[Start]

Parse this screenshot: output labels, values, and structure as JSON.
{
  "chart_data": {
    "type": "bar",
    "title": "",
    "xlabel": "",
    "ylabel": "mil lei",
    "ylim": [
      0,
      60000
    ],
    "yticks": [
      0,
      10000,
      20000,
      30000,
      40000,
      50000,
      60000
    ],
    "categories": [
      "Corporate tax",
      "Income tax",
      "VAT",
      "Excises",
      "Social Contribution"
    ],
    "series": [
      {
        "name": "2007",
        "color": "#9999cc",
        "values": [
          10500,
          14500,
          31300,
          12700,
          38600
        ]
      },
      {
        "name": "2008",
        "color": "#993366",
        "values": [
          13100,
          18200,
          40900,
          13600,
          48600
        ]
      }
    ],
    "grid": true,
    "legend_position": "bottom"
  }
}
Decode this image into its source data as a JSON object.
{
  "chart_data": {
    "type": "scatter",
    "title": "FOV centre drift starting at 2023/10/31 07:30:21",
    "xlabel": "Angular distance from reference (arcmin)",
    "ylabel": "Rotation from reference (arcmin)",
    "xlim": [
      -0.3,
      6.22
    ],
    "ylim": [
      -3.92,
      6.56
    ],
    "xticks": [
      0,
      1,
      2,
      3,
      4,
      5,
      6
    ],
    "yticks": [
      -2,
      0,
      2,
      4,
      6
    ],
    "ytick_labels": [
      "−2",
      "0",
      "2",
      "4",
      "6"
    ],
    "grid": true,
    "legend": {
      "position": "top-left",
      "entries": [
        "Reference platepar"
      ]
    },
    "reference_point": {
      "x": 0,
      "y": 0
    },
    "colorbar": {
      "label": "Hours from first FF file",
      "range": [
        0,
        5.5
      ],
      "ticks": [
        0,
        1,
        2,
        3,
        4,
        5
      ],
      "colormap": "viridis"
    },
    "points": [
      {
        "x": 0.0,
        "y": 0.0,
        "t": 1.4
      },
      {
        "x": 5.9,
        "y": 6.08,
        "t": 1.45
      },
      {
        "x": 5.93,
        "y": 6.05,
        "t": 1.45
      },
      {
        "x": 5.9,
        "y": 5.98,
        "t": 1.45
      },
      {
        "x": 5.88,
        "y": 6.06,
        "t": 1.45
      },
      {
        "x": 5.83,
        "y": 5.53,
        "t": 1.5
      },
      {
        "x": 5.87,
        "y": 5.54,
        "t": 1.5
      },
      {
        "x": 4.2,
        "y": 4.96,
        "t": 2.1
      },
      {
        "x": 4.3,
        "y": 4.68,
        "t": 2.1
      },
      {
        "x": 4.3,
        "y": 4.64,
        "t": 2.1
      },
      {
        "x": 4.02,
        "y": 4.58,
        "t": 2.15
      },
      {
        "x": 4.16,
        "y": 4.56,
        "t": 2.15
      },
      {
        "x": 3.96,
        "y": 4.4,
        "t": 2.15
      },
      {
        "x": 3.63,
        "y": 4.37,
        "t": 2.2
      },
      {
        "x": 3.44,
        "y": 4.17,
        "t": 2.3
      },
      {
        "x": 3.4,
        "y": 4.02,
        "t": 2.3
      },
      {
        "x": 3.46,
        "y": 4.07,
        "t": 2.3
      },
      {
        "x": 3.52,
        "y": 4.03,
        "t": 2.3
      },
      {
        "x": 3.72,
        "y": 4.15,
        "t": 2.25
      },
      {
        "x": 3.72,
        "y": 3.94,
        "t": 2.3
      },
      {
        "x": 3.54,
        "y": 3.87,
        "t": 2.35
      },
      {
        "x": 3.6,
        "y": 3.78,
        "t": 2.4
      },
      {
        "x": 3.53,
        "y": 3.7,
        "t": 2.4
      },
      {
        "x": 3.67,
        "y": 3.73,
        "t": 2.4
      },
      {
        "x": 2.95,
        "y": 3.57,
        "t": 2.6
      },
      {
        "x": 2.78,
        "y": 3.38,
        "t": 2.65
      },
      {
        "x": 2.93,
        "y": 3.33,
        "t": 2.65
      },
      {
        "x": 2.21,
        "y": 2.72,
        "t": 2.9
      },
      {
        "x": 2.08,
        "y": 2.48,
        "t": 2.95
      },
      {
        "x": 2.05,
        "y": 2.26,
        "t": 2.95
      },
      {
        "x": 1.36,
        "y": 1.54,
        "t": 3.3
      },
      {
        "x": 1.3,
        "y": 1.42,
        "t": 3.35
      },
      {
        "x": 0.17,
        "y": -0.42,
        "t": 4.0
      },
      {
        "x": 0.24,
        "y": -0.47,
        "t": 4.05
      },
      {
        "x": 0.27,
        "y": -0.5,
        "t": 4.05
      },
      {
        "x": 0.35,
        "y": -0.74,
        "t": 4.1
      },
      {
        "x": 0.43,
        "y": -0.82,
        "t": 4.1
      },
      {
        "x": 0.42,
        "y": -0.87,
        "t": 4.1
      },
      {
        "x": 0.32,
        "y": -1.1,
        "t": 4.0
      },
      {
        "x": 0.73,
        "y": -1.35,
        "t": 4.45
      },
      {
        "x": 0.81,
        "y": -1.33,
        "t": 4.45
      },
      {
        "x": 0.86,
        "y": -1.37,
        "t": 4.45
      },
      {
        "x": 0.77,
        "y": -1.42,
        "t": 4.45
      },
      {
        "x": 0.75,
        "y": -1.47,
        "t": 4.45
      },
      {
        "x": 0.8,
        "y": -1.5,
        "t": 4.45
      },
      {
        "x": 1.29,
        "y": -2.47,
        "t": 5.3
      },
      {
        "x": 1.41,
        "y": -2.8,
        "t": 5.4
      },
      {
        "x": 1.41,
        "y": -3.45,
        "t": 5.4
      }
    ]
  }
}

[End]

◆ **WHAT NEEDS TO BE DONE**
Each record above should be returned exactly as it appears.

◆ **THE RESPONSE**
Parse this screenshot: output labels, values, and structure as JSON.
{
  "chart_data": {
    "type": "bar",
    "title": "",
    "xlabel": "",
    "ylabel": "mil lei",
    "ylim": [
      0,
      60000
    ],
    "yticks": [
      0,
      10000,
      20000,
      30000,
      40000,
      50000,
      60000
    ],
    "categories": [
      "Corporate tax",
      "Income tax",
      "VAT",
      "Excises",
      "Social Contribution"
    ],
    "series": [
      {
        "name": "2007",
        "color": "#9999cc",
        "values": [
          10500,
          14500,
          31300,
          12700,
          38600
        ]
      },
      {
        "name": "2008",
        "color": "#993366",
        "values": [
          13100,
          18200,
          40900,
          13600,
          48600
        ]
      }
    ],
    "grid": true,
    "legend_position": "bottom"
  }
}
Decode this image into its source data as a JSON object.
{
  "chart_data": {
    "type": "scatter",
    "title": "FOV centre drift starting at 2023/10/31 07:30:21",
    "xlabel": "Angular distance from reference (arcmin)",
    "ylabel": "Rotation from reference (arcmin)",
    "xlim": [
      -0.3,
      6.22
    ],
    "ylim": [
      -3.92,
      6.56
    ],
    "xticks": [
      0,
      1,
      2,
      3,
      4,
      5,
      6
    ],
    "yticks": [
      -2,
      0,
      2,
      4,
      6
    ],
    "ytick_labels": [
      "−2",
      "0",
      "2",
      "4",
      "6"
    ],
    "grid": true,
    "legend": {
      "position": "top-left",
      "entries": [
        "Reference platepar"
      ]
    },
    "reference_point": {
      "x": 0,
      "y": 0
    },
    "colorbar": {
      "label": "Hours from first FF file",
      "range": [
        0,
        5.5
      ],
      "ticks": [
        0,
        1,
        2,
        3,
        4,
        5
      ],
      "colormap": "viridis"
    },
    "points": [
      {
        "x": 0.0,
        "y": 0.0,
        "t": 1.4
      },
      {
        "x": 5.9,
        "y": 6.08,
        "t": 1.45
      },
      {
        "x": 5.93,
        "y": 6.05,
        "t": 1.45
      },
      {
        "x": 5.9,
        "y": 5.98,
        "t": 1.45
      },
      {
        "x": 5.88,
        "y": 6.06,
        "t": 1.45
      },
      {
        "x": 5.83,
        "y": 5.53,
        "t": 1.5
      },
      {
        "x": 5.87,
        "y": 5.54,
        "t": 1.5
      },
      {
        "x": 4.2,
        "y": 4.96,
        "t": 2.1
      },
      {
        "x": 4.3,
        "y": 4.68,
        "t": 2.1
      },
      {
        "x": 4.3,
        "y": 4.64,
        "t": 2.1
      },
      {
        "x": 4.02,
        "y": 4.58,
        "t": 2.15
      },
      {
        "x": 4.16,
        "y": 4.56,
        "t": 2.15
      },
      {
        "x": 3.96,
        "y": 4.4,
        "t": 2.15
      },
      {
        "x": 3.63,
        "y": 4.37,
        "t": 2.2
      },
      {
        "x": 3.44,
        "y": 4.17,
        "t": 2.3
      },
      {
        "x": 3.4,
        "y": 4.02,
        "t": 2.3
      },
      {
        "x": 3.46,
        "y": 4.07,
        "t": 2.3
      },
      {
        "x": 3.52,
        "y": 4.03,
        "t": 2.3
      },
      {
        "x": 3.72,
        "y": 4.15,
        "t": 2.25
      },
      {
        "x": 3.72,
        "y": 3.94,
        "t": 2.3
      },
      {
        "x": 3.54,
        "y": 3.87,
        "t": 2.35
      },
      {
        "x": 3.6,
        "y": 3.78,
        "t": 2.4
      },
      {
        "x": 3.53,
        "y": 3.7,
        "t": 2.4
      },
      {
        "x": 3.67,
        "y": 3.73,
        "t": 2.4
      },
      {
        "x": 2.95,
        "y": 3.57,
        "t": 2.6
      },
      {
        "x": 2.78,
        "y": 3.38,
        "t": 2.65
      },
      {
        "x": 2.93,
        "y": 3.33,
        "t": 2.65
      },
      {
        "x": 2.21,
        "y": 2.72,
        "t": 2.9
      },
      {
        "x": 2.08,
        "y": 2.48,
        "t": 2.95
      },
      {
        "x": 2.05,
        "y": 2.26,
        "t": 2.95
      },
      {
        "x": 1.36,
        "y": 1.54,
        "t": 3.3
      },
      {
        "x": 1.3,
        "y": 1.42,
        "t": 3.35
      },
      {
        "x": 0.17,
        "y": -0.42,
        "t": 4.0
      },
      {
        "x": 0.24,
        "y": -0.47,
        "t": 4.05
      },
      {
        "x": 0.27,
        "y": -0.5,
        "t": 4.05
      },
      {
        "x": 0.35,
        "y": -0.74,
        "t": 4.1
      },
      {
        "x": 0.43,
        "y": -0.82,
        "t": 4.1
      },
      {
        "x": 0.42,
        "y": -0.87,
        "t": 4.1
      },
      {
        "x": 0.32,
        "y": -1.1,
        "t": 4.0
      },
      {
        "x": 0.73,
        "y": -1.35,
        "t": 4.45
      },
      {
        "x": 0.81,
        "y": -1.33,
        "t": 4.45
      },
      {
        "x": 0.86,
        "y": -1.37,
        "t": 4.45
      },
      {
        "x": 0.77,
        "y": -1.42,
        "t": 4.45
      },
      {
        "x": 0.75,
        "y": -1.47,
        "t": 4.45
      },
      {
        "x": 0.8,
        "y": -1.5,
        "t": 4.45
      },
      {
        "x": 1.29,
        "y": -2.47,
        "t": 5.3
      },
      {
        "x": 1.41,
        "y": -2.8,
        "t": 5.4
      },
      {
        "x": 1.41,
        "y": -3.45,
        "t": 5.4
      }
    ]
  }
}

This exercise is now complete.